**Extracted data**
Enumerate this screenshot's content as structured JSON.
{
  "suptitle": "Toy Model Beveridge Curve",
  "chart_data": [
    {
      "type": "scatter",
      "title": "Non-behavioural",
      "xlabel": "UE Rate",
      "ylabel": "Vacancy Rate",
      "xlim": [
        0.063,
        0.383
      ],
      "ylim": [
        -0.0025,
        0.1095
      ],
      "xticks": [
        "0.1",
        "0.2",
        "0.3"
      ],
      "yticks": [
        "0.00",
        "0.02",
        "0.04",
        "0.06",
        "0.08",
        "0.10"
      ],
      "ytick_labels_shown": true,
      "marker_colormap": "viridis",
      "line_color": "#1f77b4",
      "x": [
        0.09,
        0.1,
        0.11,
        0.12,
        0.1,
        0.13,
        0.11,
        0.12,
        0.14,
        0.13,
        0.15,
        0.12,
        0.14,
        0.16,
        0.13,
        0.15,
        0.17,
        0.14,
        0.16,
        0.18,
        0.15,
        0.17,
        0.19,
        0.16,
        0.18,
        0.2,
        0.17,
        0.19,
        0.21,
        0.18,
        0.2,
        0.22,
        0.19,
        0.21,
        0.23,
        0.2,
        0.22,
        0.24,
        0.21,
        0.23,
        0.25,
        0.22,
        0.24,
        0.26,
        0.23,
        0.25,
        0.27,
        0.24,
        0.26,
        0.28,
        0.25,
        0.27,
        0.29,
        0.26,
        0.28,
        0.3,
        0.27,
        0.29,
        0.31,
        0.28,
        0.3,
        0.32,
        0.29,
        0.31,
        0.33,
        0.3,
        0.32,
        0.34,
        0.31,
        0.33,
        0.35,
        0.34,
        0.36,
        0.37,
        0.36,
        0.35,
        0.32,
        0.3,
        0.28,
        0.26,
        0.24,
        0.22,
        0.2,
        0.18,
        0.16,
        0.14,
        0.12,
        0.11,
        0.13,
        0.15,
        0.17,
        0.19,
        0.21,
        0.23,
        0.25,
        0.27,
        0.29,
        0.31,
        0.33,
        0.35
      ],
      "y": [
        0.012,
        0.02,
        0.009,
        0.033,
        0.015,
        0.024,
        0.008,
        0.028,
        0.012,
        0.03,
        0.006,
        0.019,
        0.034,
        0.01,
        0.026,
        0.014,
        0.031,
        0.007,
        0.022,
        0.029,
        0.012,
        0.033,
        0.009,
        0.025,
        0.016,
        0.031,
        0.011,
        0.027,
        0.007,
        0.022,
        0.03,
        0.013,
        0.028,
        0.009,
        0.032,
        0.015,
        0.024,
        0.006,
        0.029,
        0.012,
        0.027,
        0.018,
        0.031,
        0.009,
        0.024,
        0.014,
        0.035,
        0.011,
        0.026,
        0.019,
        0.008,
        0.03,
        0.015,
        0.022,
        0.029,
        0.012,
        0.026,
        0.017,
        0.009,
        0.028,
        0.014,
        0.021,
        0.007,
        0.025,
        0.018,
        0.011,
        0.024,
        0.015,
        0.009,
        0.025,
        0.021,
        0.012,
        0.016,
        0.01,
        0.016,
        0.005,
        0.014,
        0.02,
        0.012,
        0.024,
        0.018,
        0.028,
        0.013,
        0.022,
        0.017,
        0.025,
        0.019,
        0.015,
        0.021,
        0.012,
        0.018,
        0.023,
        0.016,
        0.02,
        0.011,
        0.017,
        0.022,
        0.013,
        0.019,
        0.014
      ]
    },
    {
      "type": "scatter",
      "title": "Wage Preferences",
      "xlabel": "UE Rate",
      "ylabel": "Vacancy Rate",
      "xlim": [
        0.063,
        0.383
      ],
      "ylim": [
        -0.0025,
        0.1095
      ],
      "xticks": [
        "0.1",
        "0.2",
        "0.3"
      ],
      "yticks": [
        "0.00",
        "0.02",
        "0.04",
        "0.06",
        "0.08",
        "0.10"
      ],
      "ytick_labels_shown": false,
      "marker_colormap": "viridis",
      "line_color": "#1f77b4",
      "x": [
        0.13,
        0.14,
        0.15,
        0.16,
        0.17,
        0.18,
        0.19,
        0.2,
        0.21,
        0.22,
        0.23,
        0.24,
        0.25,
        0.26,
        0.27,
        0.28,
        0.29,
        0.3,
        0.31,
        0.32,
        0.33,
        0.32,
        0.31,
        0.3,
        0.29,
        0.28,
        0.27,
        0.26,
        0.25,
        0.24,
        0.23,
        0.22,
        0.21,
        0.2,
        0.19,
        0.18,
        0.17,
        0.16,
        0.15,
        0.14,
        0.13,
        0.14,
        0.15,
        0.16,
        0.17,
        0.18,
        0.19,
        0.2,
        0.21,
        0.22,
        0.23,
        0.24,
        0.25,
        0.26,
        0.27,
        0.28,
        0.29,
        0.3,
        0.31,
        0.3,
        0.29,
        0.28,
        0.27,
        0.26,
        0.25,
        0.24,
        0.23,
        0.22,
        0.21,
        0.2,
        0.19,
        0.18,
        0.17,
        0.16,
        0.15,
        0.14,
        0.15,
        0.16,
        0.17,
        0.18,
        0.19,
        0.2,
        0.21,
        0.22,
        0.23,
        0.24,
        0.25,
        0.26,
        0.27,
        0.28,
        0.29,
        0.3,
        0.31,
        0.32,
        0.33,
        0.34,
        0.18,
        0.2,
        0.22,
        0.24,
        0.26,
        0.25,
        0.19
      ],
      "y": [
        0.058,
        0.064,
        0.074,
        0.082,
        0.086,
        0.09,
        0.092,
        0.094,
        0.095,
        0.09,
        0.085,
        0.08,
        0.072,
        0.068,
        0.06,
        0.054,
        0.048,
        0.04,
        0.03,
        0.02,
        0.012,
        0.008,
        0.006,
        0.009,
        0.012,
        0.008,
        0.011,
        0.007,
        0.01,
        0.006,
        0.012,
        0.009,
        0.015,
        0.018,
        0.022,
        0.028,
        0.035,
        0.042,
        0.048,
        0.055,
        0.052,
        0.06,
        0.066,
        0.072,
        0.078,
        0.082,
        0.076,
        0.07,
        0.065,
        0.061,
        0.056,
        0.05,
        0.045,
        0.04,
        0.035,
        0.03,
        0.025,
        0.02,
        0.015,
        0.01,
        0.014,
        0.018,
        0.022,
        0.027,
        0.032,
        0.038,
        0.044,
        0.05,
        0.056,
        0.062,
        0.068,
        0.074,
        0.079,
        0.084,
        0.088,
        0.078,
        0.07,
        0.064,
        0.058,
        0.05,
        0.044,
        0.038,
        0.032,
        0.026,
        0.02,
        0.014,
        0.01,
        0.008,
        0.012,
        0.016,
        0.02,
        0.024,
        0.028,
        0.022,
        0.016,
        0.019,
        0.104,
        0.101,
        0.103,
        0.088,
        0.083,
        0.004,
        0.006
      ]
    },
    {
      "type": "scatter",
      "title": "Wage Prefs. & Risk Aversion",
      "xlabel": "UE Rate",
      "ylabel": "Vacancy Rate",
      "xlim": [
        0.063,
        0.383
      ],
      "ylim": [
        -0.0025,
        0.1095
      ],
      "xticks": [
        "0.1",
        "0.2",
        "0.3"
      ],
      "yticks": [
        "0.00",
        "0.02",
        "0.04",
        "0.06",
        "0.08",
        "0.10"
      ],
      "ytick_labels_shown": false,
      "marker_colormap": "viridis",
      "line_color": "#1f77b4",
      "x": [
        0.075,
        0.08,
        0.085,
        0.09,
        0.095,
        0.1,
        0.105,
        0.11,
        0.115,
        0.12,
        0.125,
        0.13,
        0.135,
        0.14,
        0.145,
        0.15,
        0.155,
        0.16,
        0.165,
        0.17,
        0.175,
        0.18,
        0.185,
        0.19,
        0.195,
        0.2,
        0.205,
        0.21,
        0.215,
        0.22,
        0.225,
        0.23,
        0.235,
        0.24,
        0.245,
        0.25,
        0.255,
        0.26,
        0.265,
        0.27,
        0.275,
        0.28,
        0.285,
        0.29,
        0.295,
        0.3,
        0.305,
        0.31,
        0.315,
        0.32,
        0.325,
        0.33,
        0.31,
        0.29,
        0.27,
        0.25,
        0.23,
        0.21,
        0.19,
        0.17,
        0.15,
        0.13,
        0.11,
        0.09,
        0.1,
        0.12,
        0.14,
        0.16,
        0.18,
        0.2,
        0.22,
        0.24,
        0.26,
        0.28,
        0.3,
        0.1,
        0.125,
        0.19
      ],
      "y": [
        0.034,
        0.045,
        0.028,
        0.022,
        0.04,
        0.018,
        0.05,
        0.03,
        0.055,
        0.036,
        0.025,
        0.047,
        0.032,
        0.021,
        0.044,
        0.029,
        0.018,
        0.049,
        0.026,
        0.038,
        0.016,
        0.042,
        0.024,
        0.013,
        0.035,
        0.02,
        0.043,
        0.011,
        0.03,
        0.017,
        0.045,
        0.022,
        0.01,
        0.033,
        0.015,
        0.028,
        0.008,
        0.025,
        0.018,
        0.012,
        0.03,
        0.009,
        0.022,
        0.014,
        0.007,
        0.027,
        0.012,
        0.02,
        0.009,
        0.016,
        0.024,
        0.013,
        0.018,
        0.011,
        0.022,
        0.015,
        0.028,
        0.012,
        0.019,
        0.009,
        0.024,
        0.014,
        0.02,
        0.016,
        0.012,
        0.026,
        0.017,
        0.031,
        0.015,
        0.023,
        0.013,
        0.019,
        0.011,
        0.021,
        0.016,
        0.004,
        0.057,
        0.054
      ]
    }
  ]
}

**Instructions for the task**
Report how many lines of the listing hold the string "Wage", giving only the number.

**Answer to the problem**
2